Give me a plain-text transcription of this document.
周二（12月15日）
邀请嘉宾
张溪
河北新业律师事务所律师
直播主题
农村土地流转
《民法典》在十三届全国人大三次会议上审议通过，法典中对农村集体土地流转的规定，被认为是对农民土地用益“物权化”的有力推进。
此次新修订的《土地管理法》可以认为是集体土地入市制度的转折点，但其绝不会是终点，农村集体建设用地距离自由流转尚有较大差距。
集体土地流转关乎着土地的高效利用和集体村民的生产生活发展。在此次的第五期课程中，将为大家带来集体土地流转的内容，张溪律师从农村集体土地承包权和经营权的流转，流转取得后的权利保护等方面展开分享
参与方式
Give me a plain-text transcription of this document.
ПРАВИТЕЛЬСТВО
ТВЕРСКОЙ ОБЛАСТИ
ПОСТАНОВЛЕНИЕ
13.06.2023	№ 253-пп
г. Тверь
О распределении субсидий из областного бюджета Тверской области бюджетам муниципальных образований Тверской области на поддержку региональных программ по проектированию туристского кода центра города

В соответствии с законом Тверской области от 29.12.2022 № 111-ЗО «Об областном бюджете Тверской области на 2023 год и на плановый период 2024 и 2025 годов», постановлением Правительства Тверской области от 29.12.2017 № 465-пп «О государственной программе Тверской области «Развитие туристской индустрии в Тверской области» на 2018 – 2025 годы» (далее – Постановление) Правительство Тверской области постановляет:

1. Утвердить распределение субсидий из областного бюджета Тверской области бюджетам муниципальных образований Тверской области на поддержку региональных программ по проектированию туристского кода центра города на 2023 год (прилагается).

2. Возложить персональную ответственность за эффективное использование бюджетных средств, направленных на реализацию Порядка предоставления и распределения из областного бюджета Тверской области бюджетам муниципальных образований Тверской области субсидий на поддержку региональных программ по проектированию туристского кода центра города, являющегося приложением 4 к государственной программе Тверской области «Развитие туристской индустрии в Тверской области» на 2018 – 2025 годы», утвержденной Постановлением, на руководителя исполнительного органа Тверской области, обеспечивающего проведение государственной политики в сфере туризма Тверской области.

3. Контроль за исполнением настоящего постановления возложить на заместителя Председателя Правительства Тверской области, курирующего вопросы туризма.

---------------

Problem to work on: Copy out each line of the data containing the string "проектированию".

Answer to this exercise:
О распределении субсидий из областного бюджета Тверской области бюджетам муниципальных образований Тверской области на поддержку региональных программ по проектированию туристского кода центра города
1. Утвердить распределение субсидий из областного бюджета Тверской области бюджетам муниципальных образований Тверской области на поддержку региональных программ по проектированию туристского кода центра города на 2023 год (прилагается).
2. Возложить персональную ответственность за эффективное использование бюджетных средств, направленных на реализацию Порядка предоставления и распределения из областного бюджета Тверской области бюджетам муниципальных образований Тверской области субсидий на поддержку региональных программ по проектированию туристского кода центра города, являющегося приложением 4 к государственной программе Тверской области «Развитие туристской индустрии в Тверской области» на 2018 – 2025 годы», утвержденной Постановлением, на руководителя исполнительного органа Тверской области, обеспечивающего проведение государственной политики в сфере туризма Тверской области.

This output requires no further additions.